* **GIVEN ENTRIES**:
* Start *

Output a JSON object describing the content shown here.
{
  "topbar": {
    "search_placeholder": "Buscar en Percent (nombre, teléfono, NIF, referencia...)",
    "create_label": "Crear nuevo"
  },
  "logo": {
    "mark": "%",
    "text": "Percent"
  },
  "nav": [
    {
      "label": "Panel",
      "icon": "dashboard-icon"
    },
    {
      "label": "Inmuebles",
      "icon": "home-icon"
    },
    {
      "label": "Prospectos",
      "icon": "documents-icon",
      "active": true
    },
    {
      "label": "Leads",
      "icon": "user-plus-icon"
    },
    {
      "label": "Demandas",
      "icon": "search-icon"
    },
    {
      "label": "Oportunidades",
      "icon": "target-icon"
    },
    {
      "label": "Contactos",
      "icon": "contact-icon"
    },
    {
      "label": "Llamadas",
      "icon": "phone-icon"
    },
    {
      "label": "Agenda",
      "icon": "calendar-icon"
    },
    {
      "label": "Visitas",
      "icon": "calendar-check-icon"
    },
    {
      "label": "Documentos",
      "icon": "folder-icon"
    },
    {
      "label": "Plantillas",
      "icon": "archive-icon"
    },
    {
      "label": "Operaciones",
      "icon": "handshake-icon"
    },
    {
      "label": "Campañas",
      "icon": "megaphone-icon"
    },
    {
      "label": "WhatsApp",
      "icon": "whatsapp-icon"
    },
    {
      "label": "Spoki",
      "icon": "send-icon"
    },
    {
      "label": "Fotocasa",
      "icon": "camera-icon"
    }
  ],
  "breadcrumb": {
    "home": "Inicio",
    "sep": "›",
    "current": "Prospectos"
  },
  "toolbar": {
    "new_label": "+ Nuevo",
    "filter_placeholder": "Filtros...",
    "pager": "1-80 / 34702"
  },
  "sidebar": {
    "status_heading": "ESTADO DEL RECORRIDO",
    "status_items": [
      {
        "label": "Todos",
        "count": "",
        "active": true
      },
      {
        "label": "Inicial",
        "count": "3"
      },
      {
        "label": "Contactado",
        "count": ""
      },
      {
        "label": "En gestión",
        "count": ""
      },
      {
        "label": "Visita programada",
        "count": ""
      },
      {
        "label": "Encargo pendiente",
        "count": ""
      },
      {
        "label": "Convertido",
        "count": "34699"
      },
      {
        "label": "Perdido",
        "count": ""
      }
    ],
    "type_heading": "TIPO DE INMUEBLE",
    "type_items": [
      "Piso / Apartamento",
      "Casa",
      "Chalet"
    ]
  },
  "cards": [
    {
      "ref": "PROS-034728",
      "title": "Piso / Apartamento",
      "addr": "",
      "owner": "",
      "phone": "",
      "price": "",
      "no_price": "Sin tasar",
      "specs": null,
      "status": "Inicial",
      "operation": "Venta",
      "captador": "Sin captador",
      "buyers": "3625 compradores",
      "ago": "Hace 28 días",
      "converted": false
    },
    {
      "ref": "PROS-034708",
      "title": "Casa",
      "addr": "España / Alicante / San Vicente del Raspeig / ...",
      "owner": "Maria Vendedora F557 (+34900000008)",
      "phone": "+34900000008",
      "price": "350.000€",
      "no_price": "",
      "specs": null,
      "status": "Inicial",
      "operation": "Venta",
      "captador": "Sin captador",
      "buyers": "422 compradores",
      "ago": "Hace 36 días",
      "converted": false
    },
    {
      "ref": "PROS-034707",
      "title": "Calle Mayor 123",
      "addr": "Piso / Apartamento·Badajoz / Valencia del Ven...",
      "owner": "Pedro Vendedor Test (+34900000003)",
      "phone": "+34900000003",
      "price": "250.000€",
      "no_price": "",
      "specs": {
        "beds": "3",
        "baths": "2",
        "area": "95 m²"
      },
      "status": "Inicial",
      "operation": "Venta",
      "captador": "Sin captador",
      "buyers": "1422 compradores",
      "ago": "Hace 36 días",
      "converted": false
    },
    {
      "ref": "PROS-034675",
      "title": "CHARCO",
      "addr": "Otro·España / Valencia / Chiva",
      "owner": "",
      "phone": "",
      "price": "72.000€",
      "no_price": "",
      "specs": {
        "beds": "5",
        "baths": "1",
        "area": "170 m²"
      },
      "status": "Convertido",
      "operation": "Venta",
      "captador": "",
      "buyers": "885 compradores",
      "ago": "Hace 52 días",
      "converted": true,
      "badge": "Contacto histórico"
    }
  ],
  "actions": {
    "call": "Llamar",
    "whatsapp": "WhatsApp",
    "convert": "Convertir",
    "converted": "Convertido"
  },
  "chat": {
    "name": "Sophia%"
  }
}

* End *
* Start *

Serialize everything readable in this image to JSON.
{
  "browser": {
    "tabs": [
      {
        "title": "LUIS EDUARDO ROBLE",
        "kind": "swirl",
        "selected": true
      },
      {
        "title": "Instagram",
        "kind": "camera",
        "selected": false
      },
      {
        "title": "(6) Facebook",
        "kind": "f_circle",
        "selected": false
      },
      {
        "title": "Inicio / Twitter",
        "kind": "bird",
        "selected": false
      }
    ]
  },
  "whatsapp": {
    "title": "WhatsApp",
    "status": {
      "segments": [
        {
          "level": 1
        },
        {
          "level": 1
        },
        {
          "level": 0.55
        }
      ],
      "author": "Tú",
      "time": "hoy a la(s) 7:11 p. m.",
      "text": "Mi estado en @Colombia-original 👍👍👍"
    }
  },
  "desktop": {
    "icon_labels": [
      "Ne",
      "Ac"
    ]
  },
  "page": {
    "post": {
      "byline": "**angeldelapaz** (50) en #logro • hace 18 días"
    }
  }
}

* End *

* **EXERCISE DIRECTIONS**:
Each line with the string "true" in it needs to be found and copied.

* **REPLY**:
      "active": true
        "active": true
      "converted": true,
        "selected": true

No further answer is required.